Given exercise
Give the number of lines that include the string "durante", nothing more.

Data to use
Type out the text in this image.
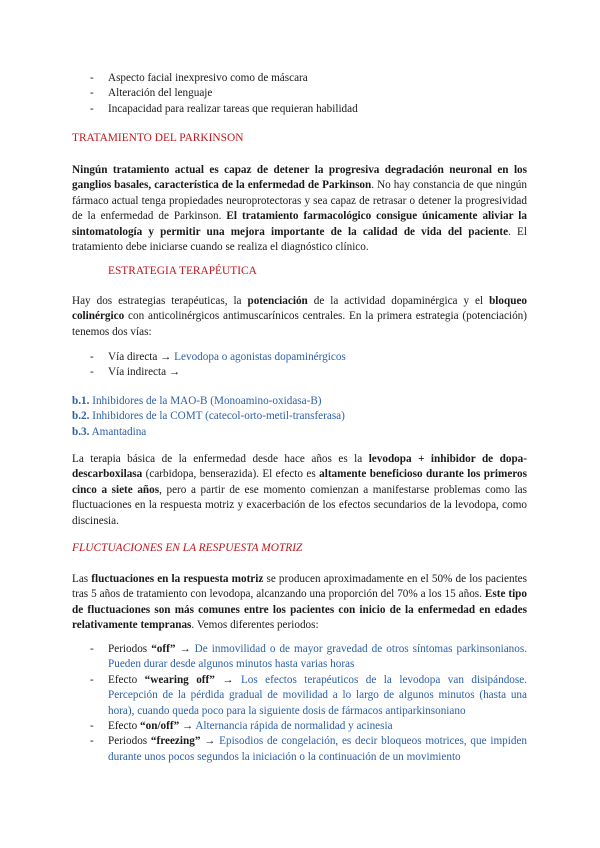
- Aspecto facial inexpresivo como de máscara
- Alteración del lenguaje
- Incapacidad para realizar tareas que requieran habilidad
TRATAMIENTO DEL PARKINSON

Ningún tratamiento actual es capaz de detener la progresiva degradación neuronal en los ganglios basales, característica de la enfermedad de Parkinson. No hay constancia de que ningún fármaco actual tenga propiedades neuroprotectoras y sea capaz de retrasar o detener la progresividad de la enfermedad de Parkinson. El tratamiento farmacológico consigue únicamente aliviar la sintomatología y permitir una mejora importante de la calidad de vida del paciente. El tratamiento debe iniciarse cuando se realiza el diagnóstico clínico.

ESTRATEGIA TERAPÉUTICA

Hay dos estrategias terapéuticas, la potenciación de la actividad dopaminérgica y el bloqueo colinérgico con anticolinérgicos antimuscarínicos centrales. En la primera estrategia (potenciación) tenemos dos vías:

- Vía directa → Levodopa o agonistas dopaminérgicos
- Vía indirecta →
b.1. Inhibidores de la MAO-B (Monoamino-oxidasa-B)
b.2. Inhibidores de la COMT (catecol-orto-metil-transferasa)
b.3. Amantadina

La terapia básica de la enfermedad desde hace años es la levodopa + inhibidor de dopa-descarboxilasa (carbidopa, benserazida). El efecto es altamente beneficioso durante los primeros cinco a siete años, pero a partir de ese momento comienzan a manifestarse problemas como las fluctuaciones en la respuesta motriz y exacerbación de los efectos secundarios de la levodopa, como discinesia.

FLUCTUACIONES EN LA RESPUESTA MOTRIZ

Las fluctuaciones en la respuesta motriz se producen aproximadamente en el 50% de los pacientes tras 5 años de tratamiento con levodopa, alcanzando una proporción del 70% a los 15 años. Este tipo de fluctuaciones son más comunes entre los pacientes con inicio de la enfermedad en edades relativamente tempranas. Vemos diferentes periodos:

- Periodos “off” → De inmovilidad o de mayor gravedad de otros síntomas parkinsonianos. Pueden durar desde algunos minutos hasta varias horas
- Efecto “wearing off” → Los efectos terapéuticos de la levodopa van disipándose. Percepción de la pérdida gradual de movilidad a lo largo de algunos minutos (hasta una hora), cuando queda poco para la siguiente dosis de fármacos antiparkinsoniano
- Efecto “on/off” → Alternancia rápida de normalidad y acinesia
- Periodos “freezing” → Episodios de congelación, es decir bloqueos motrices, que impiden durante unos pocos segundos la iniciación o la continuación de un movimiento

The response
2